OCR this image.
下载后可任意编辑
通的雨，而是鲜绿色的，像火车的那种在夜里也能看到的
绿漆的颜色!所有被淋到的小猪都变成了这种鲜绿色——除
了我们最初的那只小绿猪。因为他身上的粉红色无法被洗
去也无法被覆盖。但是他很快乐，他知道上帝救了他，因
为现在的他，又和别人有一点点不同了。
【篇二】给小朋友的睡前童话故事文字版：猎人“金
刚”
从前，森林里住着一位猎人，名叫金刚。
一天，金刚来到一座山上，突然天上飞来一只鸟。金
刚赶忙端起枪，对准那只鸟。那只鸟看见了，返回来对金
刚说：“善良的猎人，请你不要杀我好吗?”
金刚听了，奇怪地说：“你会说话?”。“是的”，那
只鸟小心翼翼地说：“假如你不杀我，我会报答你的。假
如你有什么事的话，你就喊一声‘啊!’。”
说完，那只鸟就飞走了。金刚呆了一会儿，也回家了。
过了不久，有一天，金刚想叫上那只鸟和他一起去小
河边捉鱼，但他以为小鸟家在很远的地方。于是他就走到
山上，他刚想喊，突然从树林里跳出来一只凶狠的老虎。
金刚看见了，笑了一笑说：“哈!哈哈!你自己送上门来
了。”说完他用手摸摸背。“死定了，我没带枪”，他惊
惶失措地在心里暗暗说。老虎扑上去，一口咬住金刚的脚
——————————
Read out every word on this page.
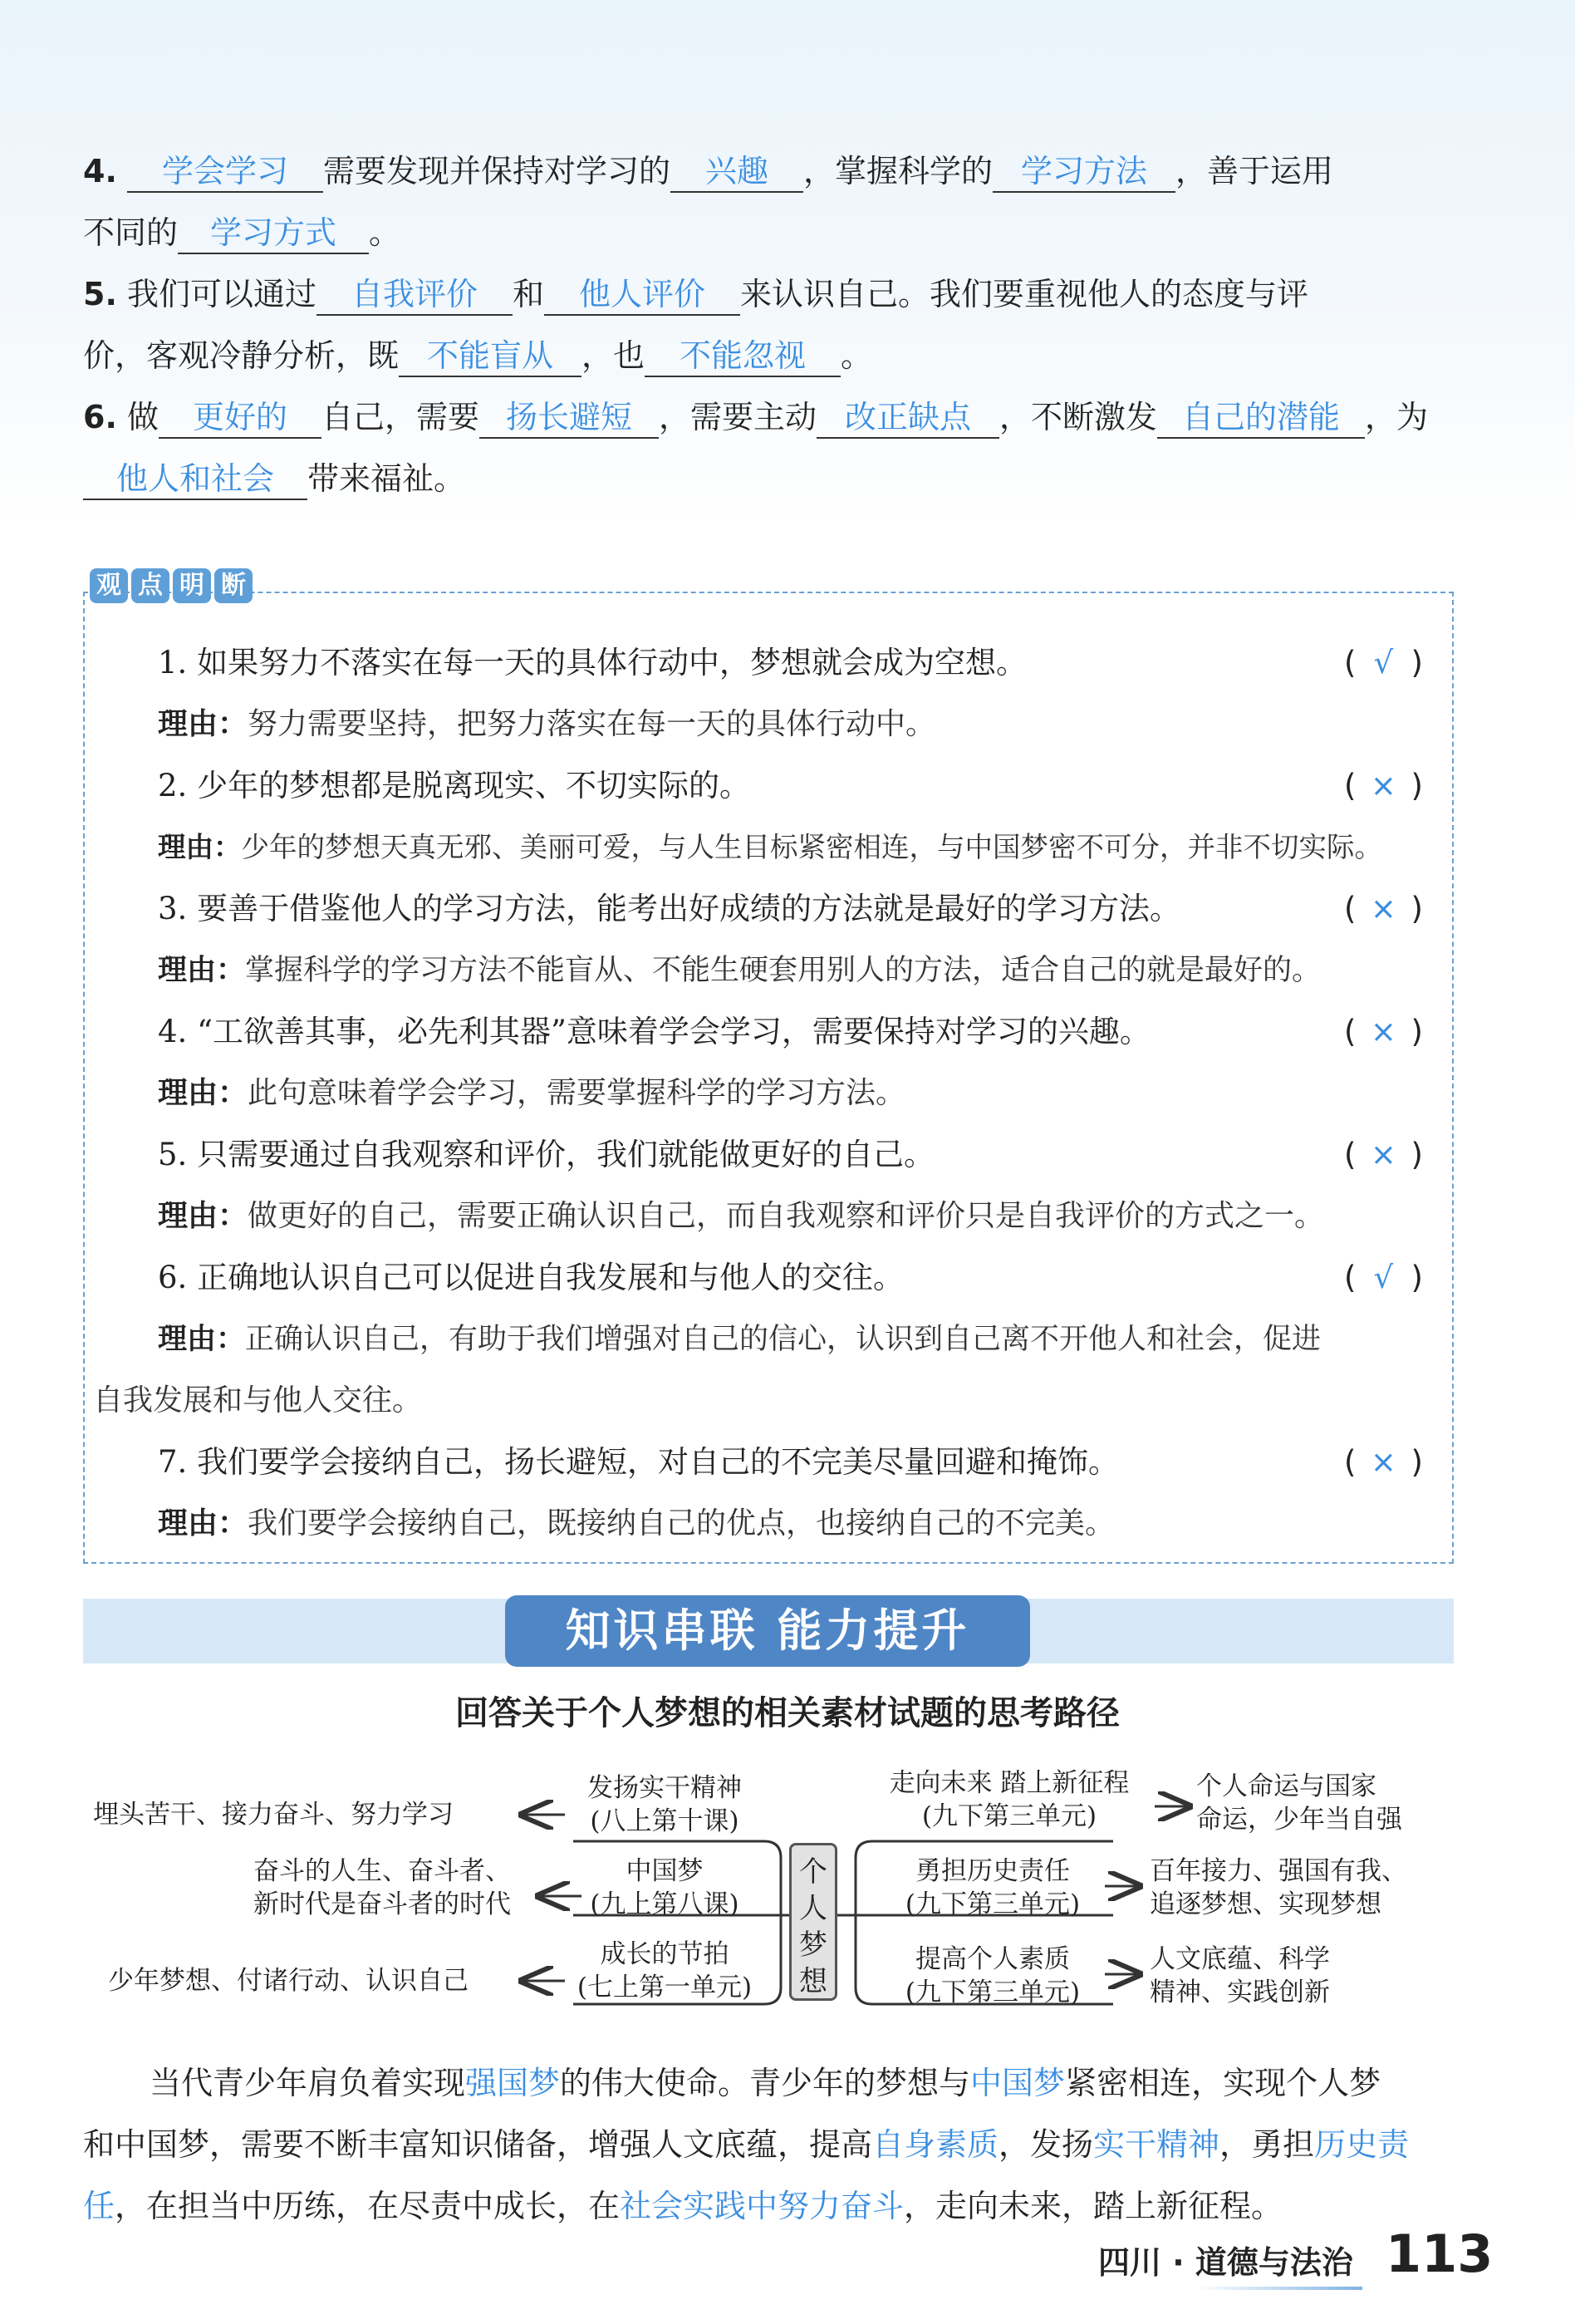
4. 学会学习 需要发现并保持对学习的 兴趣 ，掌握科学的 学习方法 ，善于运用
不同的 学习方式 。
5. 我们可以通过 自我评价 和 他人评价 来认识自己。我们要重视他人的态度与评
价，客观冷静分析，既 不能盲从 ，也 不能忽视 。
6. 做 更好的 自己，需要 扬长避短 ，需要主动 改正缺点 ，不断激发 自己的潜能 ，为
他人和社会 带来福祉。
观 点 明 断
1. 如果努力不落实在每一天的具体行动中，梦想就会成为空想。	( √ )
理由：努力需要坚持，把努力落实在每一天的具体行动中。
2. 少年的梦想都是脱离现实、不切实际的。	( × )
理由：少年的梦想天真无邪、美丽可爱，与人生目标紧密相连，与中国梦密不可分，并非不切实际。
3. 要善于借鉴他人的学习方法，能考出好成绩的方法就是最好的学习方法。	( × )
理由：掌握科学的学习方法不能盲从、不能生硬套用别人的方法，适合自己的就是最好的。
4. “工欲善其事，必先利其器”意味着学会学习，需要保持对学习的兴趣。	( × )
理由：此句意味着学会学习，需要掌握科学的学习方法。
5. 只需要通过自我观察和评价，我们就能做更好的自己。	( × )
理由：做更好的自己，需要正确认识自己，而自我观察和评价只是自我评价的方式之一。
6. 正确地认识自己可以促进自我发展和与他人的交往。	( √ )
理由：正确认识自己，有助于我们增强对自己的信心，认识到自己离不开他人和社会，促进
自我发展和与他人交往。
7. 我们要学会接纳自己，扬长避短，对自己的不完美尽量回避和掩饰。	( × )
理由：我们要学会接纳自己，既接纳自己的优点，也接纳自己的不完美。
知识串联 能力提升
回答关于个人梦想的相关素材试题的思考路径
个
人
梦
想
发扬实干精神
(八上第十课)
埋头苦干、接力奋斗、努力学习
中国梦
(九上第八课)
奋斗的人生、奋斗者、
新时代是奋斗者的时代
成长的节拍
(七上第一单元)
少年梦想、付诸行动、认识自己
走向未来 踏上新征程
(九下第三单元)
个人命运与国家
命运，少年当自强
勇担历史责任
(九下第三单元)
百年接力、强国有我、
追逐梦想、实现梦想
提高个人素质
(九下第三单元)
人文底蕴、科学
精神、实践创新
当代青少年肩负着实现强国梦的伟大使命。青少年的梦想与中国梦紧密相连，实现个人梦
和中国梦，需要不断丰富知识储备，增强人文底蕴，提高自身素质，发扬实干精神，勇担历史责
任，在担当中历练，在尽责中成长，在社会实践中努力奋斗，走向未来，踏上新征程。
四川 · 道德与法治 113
——————————
- Goal:
Copy each line above containing the string "走向未来".

- Reply to the task:
走向未来 踏上新征程
任，在担当中历练，在尽责中成长，在社会实践中努力奋斗，走向未来，踏上新征程。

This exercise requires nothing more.